▸ **Work to do**
Give the material again in full, matching it exactly.

▸ **Supplied data**
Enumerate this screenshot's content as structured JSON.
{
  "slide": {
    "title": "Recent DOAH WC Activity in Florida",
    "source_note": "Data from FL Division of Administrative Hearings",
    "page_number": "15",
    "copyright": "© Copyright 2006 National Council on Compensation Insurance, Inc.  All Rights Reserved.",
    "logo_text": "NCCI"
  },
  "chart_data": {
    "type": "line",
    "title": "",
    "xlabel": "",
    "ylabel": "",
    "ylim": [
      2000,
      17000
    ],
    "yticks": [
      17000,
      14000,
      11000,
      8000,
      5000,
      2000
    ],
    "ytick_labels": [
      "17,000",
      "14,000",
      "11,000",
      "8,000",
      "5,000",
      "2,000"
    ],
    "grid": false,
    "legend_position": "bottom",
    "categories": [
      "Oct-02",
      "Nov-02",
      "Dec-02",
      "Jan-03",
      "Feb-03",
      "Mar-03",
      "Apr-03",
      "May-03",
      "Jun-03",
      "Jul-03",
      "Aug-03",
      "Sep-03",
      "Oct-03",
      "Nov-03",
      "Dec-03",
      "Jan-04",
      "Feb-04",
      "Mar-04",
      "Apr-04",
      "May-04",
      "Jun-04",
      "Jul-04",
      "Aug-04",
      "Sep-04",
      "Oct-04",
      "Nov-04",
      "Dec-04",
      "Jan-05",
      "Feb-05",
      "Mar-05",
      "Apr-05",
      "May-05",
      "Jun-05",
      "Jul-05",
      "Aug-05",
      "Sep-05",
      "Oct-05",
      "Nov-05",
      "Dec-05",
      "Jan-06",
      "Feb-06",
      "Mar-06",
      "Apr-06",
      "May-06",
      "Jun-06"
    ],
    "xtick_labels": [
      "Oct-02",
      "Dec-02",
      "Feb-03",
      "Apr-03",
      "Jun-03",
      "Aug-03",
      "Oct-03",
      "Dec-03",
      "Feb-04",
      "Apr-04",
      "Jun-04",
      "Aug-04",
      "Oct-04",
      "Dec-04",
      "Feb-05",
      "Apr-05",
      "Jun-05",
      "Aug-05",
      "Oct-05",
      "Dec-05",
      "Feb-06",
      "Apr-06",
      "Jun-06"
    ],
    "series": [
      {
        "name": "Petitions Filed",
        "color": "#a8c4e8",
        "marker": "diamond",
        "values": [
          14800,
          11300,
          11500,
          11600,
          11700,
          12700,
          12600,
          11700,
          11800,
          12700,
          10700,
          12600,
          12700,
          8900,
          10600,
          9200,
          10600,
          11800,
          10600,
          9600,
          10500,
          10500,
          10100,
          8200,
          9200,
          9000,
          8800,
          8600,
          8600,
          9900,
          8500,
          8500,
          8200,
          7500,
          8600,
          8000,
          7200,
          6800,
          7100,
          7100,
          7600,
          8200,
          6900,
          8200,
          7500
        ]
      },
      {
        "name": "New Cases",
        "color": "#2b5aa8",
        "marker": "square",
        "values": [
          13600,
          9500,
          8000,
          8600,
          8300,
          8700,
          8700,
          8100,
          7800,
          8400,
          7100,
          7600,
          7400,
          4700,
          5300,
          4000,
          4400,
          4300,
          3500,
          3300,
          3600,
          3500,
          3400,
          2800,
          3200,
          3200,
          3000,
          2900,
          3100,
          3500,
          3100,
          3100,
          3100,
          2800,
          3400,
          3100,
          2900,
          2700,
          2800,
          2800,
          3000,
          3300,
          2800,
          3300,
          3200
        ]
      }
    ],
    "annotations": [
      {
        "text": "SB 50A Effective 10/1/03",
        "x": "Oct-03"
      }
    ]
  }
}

▸ **Answer to this problem**
Enumerate this screenshot's content as structured JSON.
{
  "slide": {
    "title": "Recent DOAH WC Activity in Florida",
    "source_note": "Data from FL Division of Administrative Hearings",
    "page_number": "15",
    "copyright": "© Copyright 2006 National Council on Compensation Insurance, Inc.  All Rights Reserved.",
    "logo_text": "NCCI"
  },
  "chart_data": {
    "type": "line",
    "title": "",
    "xlabel": "",
    "ylabel": "",
    "ylim": [
      2000,
      17000
    ],
    "yticks": [
      17000,
      14000,
      11000,
      8000,
      5000,
      2000
    ],
    "ytick_labels": [
      "17,000",
      "14,000",
      "11,000",
      "8,000",
      "5,000",
      "2,000"
    ],
    "grid": false,
    "legend_position": "bottom",
    "categories": [
      "Oct-02",
      "Nov-02",
      "Dec-02",
      "Jan-03",
      "Feb-03",
      "Mar-03",
      "Apr-03",
      "May-03",
      "Jun-03",
      "Jul-03",
      "Aug-03",
      "Sep-03",
      "Oct-03",
      "Nov-03",
      "Dec-03",
      "Jan-04",
      "Feb-04",
      "Mar-04",
      "Apr-04",
      "May-04",
      "Jun-04",
      "Jul-04",
      "Aug-04",
      "Sep-04",
      "Oct-04",
      "Nov-04",
      "Dec-04",
      "Jan-05",
      "Feb-05",
      "Mar-05",
      "Apr-05",
      "May-05",
      "Jun-05",
      "Jul-05",
      "Aug-05",
      "Sep-05",
      "Oct-05",
      "Nov-05",
      "Dec-05",
      "Jan-06",
      "Feb-06",
      "Mar-06",
      "Apr-06",
      "May-06",
      "Jun-06"
    ],
    "xtick_labels": [
      "Oct-02",
      "Dec-02",
      "Feb-03",
      "Apr-03",
      "Jun-03",
      "Aug-03",
      "Oct-03",
      "Dec-03",
      "Feb-04",
      "Apr-04",
      "Jun-04",
      "Aug-04",
      "Oct-04",
      "Dec-04",
      "Feb-05",
      "Apr-05",
      "Jun-05",
      "Aug-05",
      "Oct-05",
      "Dec-05",
      "Feb-06",
      "Apr-06",
      "Jun-06"
    ],
    "series": [
      {
        "name": "Petitions Filed",
        "color": "#a8c4e8",
        "marker": "diamond",
        "values": [
          14800,
          11300,
          11500,
          11600,
          11700,
          12700,
          12600,
          11700,
          11800,
          12700,
          10700,
          12600,
          12700,
          8900,
          10600,
          9200,
          10600,
          11800,
          10600,
          9600,
          10500,
          10500,
          10100,
          8200,
          9200,
          9000,
          8800,
          8600,
          8600,
          9900,
          8500,
          8500,
          8200,
          7500,
          8600,
          8000,
          7200,
          6800,
          7100,
          7100,
          7600,
          8200,
          6900,
          8200,
          7500
        ]
      },
      {
        "name": "New Cases",
        "color": "#2b5aa8",
        "marker": "square",
        "values": [
          13600,
          9500,
          8000,
          8600,
          8300,
          8700,
          8700,
          8100,
          7800,
          8400,
          7100,
          7600,
          7400,
          4700,
          5300,
          4000,
          4400,
          4300,
          3500,
          3300,
          3600,
          3500,
          3400,
          2800,
          3200,
          3200,
          3000,
          2900,
          3100,
          3500,
          3100,
          3100,
          3100,
          2800,
          3400,
          3100,
          2900,
          2700,
          2800,
          2800,
          3000,
          3300,
          2800,
          3300,
          3200
        ]
      }
    ],
    "annotations": [
      {
        "text": "SB 50A Effective 10/1/03",
        "x": "Oct-03"
      }
    ]
  }
}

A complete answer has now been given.